--- GOAL ---
Using the data below, copy each line that includes the word "text".

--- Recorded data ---
# # #
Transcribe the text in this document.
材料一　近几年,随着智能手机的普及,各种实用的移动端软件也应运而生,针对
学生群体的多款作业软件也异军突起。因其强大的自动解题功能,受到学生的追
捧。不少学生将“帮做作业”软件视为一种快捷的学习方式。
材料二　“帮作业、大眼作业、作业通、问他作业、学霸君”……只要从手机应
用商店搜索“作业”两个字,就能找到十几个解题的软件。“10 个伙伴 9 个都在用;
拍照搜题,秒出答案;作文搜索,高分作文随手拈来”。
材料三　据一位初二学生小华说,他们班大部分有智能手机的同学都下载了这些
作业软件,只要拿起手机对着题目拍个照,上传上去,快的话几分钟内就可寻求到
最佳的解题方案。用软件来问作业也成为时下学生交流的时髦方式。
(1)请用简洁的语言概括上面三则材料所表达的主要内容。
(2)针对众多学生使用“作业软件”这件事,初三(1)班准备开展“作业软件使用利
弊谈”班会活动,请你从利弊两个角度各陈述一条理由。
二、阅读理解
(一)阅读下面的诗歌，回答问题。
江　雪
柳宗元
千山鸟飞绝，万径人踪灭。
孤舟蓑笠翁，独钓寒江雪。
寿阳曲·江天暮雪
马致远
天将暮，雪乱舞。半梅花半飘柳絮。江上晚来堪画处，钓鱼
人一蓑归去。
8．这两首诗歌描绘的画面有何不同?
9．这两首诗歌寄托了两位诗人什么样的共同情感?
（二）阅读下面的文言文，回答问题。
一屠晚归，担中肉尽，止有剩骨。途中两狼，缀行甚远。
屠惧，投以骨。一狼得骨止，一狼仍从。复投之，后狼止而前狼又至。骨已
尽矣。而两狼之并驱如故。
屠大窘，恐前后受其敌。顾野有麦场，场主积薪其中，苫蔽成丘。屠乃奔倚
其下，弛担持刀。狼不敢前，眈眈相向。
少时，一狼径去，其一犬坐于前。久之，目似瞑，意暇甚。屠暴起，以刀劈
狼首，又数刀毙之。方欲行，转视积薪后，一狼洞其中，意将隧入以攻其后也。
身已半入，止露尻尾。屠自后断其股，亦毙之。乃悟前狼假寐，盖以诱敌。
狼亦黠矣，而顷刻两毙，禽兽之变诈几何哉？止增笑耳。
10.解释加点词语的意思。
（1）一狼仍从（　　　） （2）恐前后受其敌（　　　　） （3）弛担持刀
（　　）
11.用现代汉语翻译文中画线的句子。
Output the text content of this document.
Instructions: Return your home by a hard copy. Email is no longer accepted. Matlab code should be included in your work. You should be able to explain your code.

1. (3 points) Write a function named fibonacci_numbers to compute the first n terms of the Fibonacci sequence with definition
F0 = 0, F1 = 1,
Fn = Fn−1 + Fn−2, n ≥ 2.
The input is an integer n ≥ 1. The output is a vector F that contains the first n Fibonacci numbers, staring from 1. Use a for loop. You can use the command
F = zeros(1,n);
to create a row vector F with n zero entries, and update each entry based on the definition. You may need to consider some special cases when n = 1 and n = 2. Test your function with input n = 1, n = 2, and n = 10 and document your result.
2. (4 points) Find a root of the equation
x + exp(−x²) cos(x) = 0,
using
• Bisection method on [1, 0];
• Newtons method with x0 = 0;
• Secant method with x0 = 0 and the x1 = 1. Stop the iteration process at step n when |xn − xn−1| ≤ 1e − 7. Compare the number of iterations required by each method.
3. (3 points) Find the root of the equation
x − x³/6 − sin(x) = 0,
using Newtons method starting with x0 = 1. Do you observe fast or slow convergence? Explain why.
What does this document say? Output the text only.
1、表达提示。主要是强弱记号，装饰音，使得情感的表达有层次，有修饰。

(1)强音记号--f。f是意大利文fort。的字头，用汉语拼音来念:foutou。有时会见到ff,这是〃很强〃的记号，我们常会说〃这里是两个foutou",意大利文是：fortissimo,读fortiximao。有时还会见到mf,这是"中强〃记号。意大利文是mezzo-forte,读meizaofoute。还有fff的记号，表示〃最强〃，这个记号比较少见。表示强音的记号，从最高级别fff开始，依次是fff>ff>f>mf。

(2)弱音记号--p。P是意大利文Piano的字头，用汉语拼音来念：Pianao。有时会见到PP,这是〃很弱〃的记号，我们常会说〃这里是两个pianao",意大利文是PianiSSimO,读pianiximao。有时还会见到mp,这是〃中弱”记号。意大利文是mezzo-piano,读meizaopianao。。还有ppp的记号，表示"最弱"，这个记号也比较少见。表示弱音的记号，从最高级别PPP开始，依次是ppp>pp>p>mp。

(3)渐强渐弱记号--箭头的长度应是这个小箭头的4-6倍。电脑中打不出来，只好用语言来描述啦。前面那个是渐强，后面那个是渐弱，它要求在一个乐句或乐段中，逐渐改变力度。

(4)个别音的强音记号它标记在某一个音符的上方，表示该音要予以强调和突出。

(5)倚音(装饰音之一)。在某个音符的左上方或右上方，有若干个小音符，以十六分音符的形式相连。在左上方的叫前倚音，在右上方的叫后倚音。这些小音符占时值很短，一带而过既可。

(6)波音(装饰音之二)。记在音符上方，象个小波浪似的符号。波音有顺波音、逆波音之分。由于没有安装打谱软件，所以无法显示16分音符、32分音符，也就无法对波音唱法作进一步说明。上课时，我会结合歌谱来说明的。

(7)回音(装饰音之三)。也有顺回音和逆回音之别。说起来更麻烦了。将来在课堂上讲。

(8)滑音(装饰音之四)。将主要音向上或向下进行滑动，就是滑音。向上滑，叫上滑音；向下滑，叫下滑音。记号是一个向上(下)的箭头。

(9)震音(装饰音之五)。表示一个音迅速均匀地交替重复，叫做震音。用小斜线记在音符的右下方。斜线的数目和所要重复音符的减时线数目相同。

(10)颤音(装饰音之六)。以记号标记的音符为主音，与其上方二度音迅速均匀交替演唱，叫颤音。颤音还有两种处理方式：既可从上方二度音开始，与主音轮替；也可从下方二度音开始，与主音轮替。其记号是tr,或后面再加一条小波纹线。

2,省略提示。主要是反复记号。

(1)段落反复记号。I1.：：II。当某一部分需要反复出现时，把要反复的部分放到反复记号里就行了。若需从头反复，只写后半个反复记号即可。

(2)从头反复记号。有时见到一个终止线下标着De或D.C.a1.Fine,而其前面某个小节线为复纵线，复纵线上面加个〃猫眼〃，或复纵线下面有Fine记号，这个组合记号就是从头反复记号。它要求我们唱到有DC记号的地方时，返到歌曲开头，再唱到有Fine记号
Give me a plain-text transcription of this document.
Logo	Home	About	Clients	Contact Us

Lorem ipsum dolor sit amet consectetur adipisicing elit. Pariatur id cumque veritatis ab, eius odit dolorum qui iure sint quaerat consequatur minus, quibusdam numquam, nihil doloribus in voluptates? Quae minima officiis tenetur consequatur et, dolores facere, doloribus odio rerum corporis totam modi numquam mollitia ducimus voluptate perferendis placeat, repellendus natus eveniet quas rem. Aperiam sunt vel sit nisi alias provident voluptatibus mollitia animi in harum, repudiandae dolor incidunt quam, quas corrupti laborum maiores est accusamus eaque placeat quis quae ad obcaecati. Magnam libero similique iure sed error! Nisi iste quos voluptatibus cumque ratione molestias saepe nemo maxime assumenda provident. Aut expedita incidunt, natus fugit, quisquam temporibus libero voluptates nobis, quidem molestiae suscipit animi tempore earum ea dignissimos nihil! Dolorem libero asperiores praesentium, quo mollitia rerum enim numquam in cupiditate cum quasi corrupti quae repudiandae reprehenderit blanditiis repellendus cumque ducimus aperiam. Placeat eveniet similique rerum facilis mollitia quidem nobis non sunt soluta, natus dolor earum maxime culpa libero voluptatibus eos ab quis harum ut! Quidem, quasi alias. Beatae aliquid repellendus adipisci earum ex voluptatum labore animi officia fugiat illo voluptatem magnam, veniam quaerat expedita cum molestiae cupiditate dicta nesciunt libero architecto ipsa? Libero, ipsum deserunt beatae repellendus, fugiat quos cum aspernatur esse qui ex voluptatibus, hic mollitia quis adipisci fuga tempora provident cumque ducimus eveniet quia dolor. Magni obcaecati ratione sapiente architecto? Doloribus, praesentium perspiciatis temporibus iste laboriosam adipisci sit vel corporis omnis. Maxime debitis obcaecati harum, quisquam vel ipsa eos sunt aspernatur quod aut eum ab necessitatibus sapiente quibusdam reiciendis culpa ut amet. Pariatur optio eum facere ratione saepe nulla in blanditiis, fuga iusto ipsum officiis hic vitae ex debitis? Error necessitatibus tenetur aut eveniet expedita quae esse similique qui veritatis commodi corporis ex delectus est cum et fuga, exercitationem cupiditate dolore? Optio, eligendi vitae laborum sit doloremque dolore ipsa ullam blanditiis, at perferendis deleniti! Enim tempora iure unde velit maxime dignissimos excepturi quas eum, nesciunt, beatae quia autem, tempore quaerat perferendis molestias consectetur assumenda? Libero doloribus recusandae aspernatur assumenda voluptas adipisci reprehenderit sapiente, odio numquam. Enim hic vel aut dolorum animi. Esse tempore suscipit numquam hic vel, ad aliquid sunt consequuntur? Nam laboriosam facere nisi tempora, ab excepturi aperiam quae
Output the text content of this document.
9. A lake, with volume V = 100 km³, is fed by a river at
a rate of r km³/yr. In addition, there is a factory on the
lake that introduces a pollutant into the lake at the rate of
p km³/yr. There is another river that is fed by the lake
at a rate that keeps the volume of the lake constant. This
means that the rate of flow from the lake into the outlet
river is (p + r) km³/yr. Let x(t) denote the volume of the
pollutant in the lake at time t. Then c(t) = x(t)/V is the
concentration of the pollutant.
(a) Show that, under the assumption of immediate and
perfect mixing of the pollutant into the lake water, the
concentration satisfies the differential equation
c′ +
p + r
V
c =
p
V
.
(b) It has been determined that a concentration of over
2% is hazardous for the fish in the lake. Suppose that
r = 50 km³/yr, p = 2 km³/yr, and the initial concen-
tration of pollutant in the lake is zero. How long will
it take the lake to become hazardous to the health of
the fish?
# # #
--- SOLUTION TO THE EXERCISE ---
Transcribe the text in this document.
Output the text content of this document.
What does this document say? Output the text only.
Give me a plain-text transcription of this document.
Output the text content of this document.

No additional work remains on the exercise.